▸ **Textauszug**:

__________

Die Richtlinie 2009/21/EG findet auf das Übereinkommen der IMO Anwendung. In jedem Fall könnten die Mitgliedstaaten ein Qualitätsmanagementsystem für die operativen Teile der von dieser Richtlinie erfassten Tätigkeiten ihrer Seeverkehrsverwaltung mit Bezug zu den Flaggenstaatpflichten entwickeln, umsetzen und fortschreiben.

(12)

Die Mitgliedstaaten sollten sicherstellen, dass die unter ihrer Flagge fahrenden Schiffe ihren Flaggenstaatpflichten im Hinblick auf die Umsetzung der einschlägigen Teile von MLC 2006 effektiv nachkommen. Durch die Einführung eines wirksamen Überwachungsverfahrens, das auch Überprüfungen umfasst, könnte ein Mitgliedstaat gegebenenfalls öffentlichen Einrichtungen oder anderen Organisationen im Sinne der Regel 5.1.2 von MLC 2006 und unter den darin genannten Bedingungen eine Ermächtigung erteilen.

(13)

Artikel 2 Absatz 3 Buchstabe c der Verordnung (EU) Nr. 1406/2002 des Europäischen Parlaments und des Rates (6) bestimmt, dass es zu den Hauptaufgaben der Europäischen Agentur für die Sicherheit des Seeverkehrs gehört, mit den Mitgliedstaaten zusammenzuarbeiten, um auf Ersuchen eines Mitgliedstaats sachdienliche Informationen bereitzustellen, um die Überwachung der im Auftrag der Mitgliedstaaten handelnden anerkannten Organisationen zu unterstützen, wobei die Rechte und Verpflichtungen des Flaggenstaats unberührt bleiben.

(14)

__________

▸ **Datenauszug**:
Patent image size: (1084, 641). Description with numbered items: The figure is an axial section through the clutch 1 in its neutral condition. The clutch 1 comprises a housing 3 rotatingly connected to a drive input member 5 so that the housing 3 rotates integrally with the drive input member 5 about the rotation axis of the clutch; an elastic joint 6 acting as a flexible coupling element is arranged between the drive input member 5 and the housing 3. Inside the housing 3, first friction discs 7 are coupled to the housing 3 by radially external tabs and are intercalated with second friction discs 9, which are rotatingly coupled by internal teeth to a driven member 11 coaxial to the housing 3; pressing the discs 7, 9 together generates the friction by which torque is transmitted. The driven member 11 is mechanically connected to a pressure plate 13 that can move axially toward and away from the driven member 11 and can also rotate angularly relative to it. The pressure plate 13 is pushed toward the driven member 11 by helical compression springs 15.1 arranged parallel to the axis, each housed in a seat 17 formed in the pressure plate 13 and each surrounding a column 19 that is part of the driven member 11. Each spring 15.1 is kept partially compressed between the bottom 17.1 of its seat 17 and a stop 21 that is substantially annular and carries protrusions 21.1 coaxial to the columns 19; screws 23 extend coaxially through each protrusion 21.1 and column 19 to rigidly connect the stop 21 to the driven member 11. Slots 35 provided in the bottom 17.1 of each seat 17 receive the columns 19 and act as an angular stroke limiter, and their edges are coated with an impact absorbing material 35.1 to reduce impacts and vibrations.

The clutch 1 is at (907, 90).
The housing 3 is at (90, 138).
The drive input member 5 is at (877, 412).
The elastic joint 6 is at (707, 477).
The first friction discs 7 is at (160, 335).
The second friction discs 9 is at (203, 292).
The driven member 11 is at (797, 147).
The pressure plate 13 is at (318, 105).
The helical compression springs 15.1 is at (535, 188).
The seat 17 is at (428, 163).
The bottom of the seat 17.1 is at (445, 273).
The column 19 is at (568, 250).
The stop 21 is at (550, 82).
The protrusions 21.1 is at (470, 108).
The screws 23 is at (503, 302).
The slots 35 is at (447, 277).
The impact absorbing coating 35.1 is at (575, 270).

__________

▸ **Schriftliche Aufgabe**:
Stimmen die folgenden Aussagen mit dem Textauszug zu den Flaggenstaatpflichten überein? Beantworte jede mit Ja oder Nein und zitiere wörtlich die entscheidenden Worte des Textauszugs.
(a) Die Europäische Agentur für die Sicherheit des Seeverkehrs stellt auf Ersuchen eines Mitgliedstaats sachdienliche Informationen bereit.
(b) Die Richtlinie 2009/21/EG findet auf das Übereinkommen der IMO keine Anwendung.
(c) Die Ermächtigung öffentlicher Einrichtungen oder anderer Organisationen erfolgt im Sinne der Regel 5.1.2 von MLC 2006.

▸ **Antwort zur Aufgabe**:
(a) Ja: „auf Ersuchen eines Mitgliedstaats sachdienliche Informationen bereitzustellen“
(b) Nein: „Die Richtlinie 2009/21/EG findet auf das Übereinkommen der IMO Anwendung.“
(c) Ja: „im Sinne der Regel 5.1.2 von MLC 2006 und unter den darin genannten Bedingungen eine Ermächtigung erteilen“